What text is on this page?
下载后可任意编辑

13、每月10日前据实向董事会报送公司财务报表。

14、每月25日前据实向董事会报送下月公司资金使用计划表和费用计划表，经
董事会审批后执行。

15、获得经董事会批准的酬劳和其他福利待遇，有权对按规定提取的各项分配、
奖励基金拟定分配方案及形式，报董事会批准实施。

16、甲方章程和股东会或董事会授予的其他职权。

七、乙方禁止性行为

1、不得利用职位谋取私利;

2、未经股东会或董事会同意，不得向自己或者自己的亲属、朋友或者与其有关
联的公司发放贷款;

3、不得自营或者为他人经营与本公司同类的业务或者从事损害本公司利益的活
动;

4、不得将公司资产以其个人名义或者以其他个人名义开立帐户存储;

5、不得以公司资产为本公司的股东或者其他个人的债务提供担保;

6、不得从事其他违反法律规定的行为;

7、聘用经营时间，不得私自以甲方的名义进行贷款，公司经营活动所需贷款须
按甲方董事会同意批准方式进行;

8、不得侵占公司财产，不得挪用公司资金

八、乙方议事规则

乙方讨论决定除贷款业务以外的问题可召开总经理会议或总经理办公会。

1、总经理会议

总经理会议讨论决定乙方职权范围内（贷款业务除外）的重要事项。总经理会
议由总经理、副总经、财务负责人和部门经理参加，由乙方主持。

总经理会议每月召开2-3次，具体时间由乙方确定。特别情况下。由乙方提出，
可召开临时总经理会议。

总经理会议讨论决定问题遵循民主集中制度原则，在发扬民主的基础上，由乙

# [Description of the task]
Each entry above needs to be retyped exactly.

# [Answer to this problem]
What text is on this page?
下载后可任意编辑

13、每月10日前据实向董事会报送公司财务报表。

14、每月25日前据实向董事会报送下月公司资金使用计划表和费用计划表，经
董事会审批后执行。

15、获得经董事会批准的酬劳和其他福利待遇，有权对按规定提取的各项分配、
奖励基金拟定分配方案及形式，报董事会批准实施。

16、甲方章程和股东会或董事会授予的其他职权。

七、乙方禁止性行为

1、不得利用职位谋取私利;

2、未经股东会或董事会同意，不得向自己或者自己的亲属、朋友或者与其有关
联的公司发放贷款;

3、不得自营或者为他人经营与本公司同类的业务或者从事损害本公司利益的活
动;

4、不得将公司资产以其个人名义或者以其他个人名义开立帐户存储;

5、不得以公司资产为本公司的股东或者其他个人的债务提供担保;

6、不得从事其他违反法律规定的行为;

7、聘用经营时间，不得私自以甲方的名义进行贷款，公司经营活动所需贷款须
按甲方董事会同意批准方式进行;

8、不得侵占公司财产，不得挪用公司资金

八、乙方议事规则

乙方讨论决定除贷款业务以外的问题可召开总经理会议或总经理办公会。

1、总经理会议

总经理会议讨论决定乙方职权范围内（贷款业务除外）的重要事项。总经理会
议由总经理、副总经、财务负责人和部门经理参加，由乙方主持。

总经理会议每月召开2-3次，具体时间由乙方确定。特别情况下。由乙方提出，
可召开临时总经理会议。

总经理会议讨论决定问题遵循民主集中制度原则，在发扬民主的基础上，由乙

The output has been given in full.